| GOAL |
From the entries below, pull out each line where "Pistol" appears.

--- MATERIALS PROVIDED ---

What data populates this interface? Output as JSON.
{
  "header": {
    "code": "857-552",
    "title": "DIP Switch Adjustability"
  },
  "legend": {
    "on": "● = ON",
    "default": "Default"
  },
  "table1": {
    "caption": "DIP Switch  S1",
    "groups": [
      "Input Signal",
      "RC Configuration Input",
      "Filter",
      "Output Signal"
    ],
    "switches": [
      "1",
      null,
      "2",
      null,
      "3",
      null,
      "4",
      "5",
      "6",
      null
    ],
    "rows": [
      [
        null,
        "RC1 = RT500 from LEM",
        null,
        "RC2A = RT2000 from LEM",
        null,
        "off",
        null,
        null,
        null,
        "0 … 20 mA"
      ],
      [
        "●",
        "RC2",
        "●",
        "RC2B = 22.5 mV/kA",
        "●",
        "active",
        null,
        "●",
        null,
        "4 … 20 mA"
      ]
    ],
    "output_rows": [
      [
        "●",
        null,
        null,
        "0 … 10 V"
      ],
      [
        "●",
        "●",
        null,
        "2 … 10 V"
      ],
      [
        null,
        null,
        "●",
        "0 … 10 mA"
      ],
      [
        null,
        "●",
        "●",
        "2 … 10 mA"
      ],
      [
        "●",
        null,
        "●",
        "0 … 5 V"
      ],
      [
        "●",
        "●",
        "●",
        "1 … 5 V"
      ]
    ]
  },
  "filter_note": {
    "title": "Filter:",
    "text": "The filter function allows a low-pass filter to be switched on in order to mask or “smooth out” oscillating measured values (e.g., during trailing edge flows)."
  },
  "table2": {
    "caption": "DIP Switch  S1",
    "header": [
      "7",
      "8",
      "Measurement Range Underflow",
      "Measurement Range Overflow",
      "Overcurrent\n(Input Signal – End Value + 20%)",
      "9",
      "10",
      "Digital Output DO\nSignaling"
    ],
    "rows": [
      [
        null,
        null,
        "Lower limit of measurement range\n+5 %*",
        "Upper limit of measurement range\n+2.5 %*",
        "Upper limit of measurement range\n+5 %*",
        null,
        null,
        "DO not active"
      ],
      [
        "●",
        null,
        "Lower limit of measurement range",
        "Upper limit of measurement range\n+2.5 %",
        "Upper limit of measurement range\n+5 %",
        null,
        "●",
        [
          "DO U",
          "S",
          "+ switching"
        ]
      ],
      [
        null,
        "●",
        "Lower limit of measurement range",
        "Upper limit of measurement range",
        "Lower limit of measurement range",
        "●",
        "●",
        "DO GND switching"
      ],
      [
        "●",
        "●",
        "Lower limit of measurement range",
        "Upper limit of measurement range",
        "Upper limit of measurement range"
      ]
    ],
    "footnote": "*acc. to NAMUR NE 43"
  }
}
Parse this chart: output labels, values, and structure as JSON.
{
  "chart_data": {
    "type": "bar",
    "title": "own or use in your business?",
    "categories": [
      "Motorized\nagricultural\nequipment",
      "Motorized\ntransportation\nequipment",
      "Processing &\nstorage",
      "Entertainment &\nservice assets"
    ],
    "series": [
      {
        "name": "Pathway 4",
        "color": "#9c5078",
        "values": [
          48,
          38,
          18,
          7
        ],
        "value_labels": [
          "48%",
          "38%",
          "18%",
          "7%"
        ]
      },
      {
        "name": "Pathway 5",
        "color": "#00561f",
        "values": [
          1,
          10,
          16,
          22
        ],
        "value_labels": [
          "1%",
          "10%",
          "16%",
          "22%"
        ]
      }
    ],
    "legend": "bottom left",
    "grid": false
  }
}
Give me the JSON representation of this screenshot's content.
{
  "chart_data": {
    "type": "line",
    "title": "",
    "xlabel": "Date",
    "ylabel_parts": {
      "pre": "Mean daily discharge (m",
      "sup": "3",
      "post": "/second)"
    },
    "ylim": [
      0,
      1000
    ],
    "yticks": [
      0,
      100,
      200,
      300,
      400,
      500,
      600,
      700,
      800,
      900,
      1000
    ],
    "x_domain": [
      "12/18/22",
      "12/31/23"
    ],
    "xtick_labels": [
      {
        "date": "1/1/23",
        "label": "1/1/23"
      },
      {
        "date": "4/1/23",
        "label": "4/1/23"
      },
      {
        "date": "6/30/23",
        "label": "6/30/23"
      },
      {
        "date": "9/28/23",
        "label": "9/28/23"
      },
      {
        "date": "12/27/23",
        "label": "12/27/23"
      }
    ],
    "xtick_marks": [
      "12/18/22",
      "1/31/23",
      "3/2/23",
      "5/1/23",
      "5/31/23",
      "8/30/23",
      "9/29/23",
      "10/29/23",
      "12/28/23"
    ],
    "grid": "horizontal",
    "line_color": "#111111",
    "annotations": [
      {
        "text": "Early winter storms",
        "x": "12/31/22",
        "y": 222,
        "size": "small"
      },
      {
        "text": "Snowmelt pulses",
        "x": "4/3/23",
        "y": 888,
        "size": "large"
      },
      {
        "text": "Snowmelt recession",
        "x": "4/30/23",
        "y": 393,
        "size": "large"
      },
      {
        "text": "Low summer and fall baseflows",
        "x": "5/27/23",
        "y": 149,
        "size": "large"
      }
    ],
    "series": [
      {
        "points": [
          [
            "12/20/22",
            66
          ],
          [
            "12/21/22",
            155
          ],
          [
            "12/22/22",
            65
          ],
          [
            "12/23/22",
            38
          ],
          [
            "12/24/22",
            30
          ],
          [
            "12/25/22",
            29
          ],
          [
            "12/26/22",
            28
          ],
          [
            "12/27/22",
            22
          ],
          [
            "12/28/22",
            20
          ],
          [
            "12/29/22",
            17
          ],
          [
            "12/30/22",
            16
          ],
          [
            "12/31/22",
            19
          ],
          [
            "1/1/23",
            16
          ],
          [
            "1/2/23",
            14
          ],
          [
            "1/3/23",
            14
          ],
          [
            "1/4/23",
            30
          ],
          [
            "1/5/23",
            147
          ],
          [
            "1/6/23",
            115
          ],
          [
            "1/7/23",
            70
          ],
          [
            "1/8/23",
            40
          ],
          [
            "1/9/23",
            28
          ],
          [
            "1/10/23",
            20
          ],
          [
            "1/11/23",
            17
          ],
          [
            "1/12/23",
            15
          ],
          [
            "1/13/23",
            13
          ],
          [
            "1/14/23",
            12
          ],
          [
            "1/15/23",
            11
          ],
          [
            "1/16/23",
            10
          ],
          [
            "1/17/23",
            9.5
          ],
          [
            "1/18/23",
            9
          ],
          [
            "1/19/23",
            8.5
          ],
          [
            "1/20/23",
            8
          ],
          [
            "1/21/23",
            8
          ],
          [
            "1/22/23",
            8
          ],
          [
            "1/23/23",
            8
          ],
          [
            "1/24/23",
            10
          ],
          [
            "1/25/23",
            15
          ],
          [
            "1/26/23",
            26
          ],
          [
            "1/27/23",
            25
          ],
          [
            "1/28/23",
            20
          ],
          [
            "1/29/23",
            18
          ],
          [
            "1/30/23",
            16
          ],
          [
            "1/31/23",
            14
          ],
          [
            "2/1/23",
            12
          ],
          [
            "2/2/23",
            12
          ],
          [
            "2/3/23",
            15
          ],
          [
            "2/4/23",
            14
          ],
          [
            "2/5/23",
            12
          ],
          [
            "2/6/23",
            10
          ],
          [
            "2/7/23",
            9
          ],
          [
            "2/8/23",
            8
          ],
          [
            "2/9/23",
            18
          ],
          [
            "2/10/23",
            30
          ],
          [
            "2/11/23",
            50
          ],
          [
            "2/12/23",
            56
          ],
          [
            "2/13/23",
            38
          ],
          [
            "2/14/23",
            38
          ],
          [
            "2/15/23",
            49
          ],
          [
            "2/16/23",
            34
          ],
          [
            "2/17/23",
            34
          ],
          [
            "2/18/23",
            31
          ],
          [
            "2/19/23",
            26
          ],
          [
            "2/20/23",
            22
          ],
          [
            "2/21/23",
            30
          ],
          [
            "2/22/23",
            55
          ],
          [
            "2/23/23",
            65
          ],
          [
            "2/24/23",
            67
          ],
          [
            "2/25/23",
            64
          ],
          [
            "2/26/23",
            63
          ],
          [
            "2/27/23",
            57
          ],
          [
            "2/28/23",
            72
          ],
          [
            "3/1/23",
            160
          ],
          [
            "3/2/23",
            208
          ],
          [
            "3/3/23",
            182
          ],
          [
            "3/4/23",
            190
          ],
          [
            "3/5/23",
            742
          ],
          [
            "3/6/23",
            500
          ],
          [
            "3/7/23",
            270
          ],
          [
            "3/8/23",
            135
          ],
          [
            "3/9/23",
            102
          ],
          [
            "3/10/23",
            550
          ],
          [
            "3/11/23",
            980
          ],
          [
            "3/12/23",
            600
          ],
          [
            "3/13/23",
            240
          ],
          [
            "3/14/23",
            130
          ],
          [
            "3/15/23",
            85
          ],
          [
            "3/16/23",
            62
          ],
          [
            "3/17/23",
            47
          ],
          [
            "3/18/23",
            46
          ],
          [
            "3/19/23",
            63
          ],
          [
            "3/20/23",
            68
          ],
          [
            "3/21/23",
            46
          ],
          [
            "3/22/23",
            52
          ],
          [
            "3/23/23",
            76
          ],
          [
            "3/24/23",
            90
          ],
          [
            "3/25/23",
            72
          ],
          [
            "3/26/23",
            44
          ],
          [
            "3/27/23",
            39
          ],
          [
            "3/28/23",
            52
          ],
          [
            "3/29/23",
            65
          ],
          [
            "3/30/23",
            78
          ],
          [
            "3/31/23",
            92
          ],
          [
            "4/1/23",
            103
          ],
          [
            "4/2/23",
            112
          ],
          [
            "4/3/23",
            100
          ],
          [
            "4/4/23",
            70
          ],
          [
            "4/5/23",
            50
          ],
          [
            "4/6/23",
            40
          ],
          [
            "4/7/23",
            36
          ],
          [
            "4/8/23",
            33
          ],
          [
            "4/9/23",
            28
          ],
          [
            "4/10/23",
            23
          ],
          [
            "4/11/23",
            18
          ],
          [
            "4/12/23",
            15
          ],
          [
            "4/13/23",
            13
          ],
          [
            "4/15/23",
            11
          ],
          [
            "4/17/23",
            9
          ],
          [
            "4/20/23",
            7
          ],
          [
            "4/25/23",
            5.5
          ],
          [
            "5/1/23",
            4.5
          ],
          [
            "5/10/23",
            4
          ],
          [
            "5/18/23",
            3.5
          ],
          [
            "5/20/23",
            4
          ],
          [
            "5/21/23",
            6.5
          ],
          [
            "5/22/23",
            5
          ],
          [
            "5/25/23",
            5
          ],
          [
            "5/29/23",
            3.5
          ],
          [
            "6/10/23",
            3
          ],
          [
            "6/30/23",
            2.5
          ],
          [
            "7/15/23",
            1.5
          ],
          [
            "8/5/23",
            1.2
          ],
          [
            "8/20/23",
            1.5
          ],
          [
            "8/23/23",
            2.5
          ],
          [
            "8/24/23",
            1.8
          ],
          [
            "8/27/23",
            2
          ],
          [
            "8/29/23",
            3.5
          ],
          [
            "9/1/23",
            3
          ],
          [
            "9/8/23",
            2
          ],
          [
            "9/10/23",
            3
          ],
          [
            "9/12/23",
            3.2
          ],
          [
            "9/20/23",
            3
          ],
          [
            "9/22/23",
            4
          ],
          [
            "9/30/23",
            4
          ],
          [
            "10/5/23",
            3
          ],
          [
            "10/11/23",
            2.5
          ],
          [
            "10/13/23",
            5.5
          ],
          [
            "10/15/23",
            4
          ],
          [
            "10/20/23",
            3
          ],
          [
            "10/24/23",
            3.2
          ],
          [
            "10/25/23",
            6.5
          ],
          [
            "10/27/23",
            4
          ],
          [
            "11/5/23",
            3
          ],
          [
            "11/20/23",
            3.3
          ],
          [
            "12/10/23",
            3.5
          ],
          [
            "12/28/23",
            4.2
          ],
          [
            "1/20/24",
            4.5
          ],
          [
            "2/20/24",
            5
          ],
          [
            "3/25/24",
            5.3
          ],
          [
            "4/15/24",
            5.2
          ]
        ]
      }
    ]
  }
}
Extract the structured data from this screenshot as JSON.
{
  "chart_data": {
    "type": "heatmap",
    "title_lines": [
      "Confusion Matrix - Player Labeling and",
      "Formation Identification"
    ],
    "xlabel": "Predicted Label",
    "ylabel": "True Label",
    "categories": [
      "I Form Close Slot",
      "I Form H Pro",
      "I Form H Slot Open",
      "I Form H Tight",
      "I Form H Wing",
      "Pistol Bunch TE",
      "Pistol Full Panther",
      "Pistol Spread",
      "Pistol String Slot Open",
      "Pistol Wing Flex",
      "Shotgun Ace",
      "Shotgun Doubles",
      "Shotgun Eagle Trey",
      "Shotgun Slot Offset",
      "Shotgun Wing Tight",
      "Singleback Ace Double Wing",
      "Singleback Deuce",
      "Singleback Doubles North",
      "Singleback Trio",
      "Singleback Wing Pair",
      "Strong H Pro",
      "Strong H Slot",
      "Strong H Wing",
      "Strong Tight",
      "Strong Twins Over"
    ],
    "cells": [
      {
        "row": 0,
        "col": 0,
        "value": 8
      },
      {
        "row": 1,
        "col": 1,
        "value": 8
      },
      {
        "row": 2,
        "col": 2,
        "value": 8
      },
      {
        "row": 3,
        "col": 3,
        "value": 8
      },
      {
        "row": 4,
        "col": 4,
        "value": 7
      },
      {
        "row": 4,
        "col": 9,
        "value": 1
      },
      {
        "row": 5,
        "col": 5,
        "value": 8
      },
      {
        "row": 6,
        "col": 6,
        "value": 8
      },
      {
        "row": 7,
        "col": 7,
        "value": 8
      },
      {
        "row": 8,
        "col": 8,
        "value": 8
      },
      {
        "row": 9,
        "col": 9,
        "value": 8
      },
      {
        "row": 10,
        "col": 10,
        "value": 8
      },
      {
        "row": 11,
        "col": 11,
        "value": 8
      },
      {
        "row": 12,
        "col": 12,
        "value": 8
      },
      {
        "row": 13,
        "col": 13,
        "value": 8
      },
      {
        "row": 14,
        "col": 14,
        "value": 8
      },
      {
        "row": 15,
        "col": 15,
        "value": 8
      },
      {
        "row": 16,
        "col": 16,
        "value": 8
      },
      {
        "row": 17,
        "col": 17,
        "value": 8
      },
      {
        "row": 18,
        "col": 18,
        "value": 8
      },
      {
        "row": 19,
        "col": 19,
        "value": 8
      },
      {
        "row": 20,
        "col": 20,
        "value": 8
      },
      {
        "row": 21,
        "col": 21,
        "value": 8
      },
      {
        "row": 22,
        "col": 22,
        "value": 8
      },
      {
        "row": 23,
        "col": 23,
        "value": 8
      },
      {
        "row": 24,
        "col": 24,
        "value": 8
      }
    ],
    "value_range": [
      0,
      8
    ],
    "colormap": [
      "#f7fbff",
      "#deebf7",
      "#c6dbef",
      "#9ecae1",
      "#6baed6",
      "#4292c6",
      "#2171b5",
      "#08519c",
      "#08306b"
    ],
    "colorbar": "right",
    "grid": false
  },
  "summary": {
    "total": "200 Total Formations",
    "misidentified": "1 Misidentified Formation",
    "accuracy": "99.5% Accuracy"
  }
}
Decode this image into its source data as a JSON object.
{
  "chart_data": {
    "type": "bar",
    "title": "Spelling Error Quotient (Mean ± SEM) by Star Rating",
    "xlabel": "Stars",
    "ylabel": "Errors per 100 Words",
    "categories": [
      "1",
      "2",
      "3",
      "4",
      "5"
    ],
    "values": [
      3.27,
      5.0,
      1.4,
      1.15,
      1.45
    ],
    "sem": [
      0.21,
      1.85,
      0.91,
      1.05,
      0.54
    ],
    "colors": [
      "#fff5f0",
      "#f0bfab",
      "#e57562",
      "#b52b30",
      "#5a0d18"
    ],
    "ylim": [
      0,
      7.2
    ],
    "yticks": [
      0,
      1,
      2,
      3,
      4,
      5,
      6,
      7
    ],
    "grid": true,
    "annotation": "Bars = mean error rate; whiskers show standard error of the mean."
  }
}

---

| SOLUTION FOR THIS PROBLEM |
      "Pistol Bunch TE",
      "Pistol Full Panther",
      "Pistol Spread",
      "Pistol String Slot Open",
      "Pistol Wing Flex",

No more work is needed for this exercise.